### Data provided
• • • • • • •
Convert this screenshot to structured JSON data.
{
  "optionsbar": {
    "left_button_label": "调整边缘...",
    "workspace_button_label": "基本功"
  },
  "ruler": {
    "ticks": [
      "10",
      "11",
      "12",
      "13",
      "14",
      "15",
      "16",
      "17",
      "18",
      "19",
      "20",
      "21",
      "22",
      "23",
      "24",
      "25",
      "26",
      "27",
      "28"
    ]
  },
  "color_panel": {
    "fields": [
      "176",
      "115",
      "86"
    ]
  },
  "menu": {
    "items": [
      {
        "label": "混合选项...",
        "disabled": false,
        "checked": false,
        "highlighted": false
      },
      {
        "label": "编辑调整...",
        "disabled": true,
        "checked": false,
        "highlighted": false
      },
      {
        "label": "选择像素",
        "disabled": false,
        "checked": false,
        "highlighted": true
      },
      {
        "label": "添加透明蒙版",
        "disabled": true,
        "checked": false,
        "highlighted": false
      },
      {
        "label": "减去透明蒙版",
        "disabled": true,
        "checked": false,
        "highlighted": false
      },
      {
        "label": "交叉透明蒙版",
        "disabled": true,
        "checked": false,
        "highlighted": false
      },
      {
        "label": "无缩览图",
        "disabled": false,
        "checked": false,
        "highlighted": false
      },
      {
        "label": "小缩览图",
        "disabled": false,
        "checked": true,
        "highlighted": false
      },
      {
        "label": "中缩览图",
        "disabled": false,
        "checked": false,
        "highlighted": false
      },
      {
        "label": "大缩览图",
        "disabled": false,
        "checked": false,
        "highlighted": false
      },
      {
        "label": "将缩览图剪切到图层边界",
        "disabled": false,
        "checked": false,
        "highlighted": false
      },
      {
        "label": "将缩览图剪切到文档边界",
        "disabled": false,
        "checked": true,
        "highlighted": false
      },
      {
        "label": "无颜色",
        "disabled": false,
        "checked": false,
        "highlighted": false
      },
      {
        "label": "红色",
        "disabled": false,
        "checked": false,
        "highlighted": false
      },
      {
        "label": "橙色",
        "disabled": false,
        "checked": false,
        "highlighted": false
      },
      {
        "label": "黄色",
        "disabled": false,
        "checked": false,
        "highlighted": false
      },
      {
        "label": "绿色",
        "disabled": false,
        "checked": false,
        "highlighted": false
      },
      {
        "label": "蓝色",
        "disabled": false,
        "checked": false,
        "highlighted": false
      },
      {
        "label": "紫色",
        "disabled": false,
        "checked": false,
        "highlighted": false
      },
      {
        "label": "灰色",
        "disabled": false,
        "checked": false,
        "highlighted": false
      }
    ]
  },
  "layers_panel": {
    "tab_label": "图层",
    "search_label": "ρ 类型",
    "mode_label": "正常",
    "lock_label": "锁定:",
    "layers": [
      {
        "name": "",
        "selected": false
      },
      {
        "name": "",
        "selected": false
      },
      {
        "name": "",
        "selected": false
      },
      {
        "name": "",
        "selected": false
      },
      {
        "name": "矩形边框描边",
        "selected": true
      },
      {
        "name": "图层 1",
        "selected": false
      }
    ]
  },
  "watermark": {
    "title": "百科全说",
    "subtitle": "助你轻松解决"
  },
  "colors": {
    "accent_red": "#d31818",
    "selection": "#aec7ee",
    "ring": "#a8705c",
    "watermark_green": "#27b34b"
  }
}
• • • • • • •
Reproduce the listing above verbatim, from first line to last.

Convert this screenshot to structured JSON data.
{
  "optionsbar": {
    "left_button_label": "调整边缘...",
    "workspace_button_label": "基本功"
  },
  "ruler": {
    "ticks": [
      "10",
      "11",
      "12",
      "13",
      "14",
      "15",
      "16",
      "17",
      "18",
      "19",
      "20",
      "21",
      "22",
      "23",
      "24",
      "25",
      "26",
      "27",
      "28"
    ]
  },
  "color_panel": {
    "fields": [
      "176",
      "115",
      "86"
    ]
  },
  "menu": {
    "items": [
      {
        "label": "混合选项...",
        "disabled": false,
        "checked": false,
        "highlighted": false
      },
      {
        "label": "编辑调整...",
        "disabled": true,
        "checked": false,
        "highlighted": false
      },
      {
        "label": "选择像素",
        "disabled": false,
        "checked": false,
        "highlighted": true
      },
      {
        "label": "添加透明蒙版",
        "disabled": true,
        "checked": false,
        "highlighted": false
      },
      {
        "label": "减去透明蒙版",
        "disabled": true,
        "checked": false,
        "highlighted": false
      },
      {
        "label": "交叉透明蒙版",
        "disabled": true,
        "checked": false,
        "highlighted": false
      },
      {
        "label": "无缩览图",
        "disabled": false,
        "checked": false,
        "highlighted": false
      },
      {
        "label": "小缩览图",
        "disabled": false,
        "checked": true,
        "highlighted": false
      },
      {
        "label": "中缩览图",
        "disabled": false,
        "checked": false,
        "highlighted": false
      },
      {
        "label": "大缩览图",
        "disabled": false,
        "checked": false,
        "highlighted": false
      },
      {
        "label": "将缩览图剪切到图层边界",
        "disabled": false,
        "checked": false,
        "highlighted": false
      },
      {
        "label": "将缩览图剪切到文档边界",
        "disabled": false,
        "checked": true,
        "highlighted": false
      },
      {
        "label": "无颜色",
        "disabled": false,
        "checked": false,
        "highlighted": false
      },
      {
        "label": "红色",
        "disabled": false,
        "checked": false,
        "highlighted": false
      },
      {
        "label": "橙色",
        "disabled": false,
        "checked": false,
        "highlighted": false
      },
      {
        "label": "黄色",
        "disabled": false,
        "checked": false,
        "highlighted": false
      },
      {
        "label": "绿色",
        "disabled": false,
        "checked": false,
        "highlighted": false
      },
      {
        "label": "蓝色",
        "disabled": false,
        "checked": false,
        "highlighted": false
      },
      {
        "label": "紫色",
        "disabled": false,
        "checked": false,
        "highlighted": false
      },
      {
        "label": "灰色",
        "disabled": false,
        "checked": false,
        "highlighted": false
      }
    ]
  },
  "layers_panel": {
    "tab_label": "图层",
    "search_label": "ρ 类型",
    "mode_label": "正常",
    "lock_label": "锁定:",
    "layers": [
      {
        "name": "",
        "selected": false
      },
      {
        "name": "",
        "selected": false
      },
      {
        "name": "",
        "selected": false
      },
      {
        "name": "",
        "selected": false
      },
      {
        "name": "矩形边框描边",
        "selected": true
      },
      {
        "name": "图层 1",
        "selected": false
      }
    ]
  },
  "watermark": {
    "title": "百科全说",
    "subtitle": "助你轻松解决"
  },
  "colors": {
    "accent_red": "#d31818",
    "selection": "#aec7ee",
    "ring": "#a8705c",
    "watermark_green": "#27b34b"
  }
}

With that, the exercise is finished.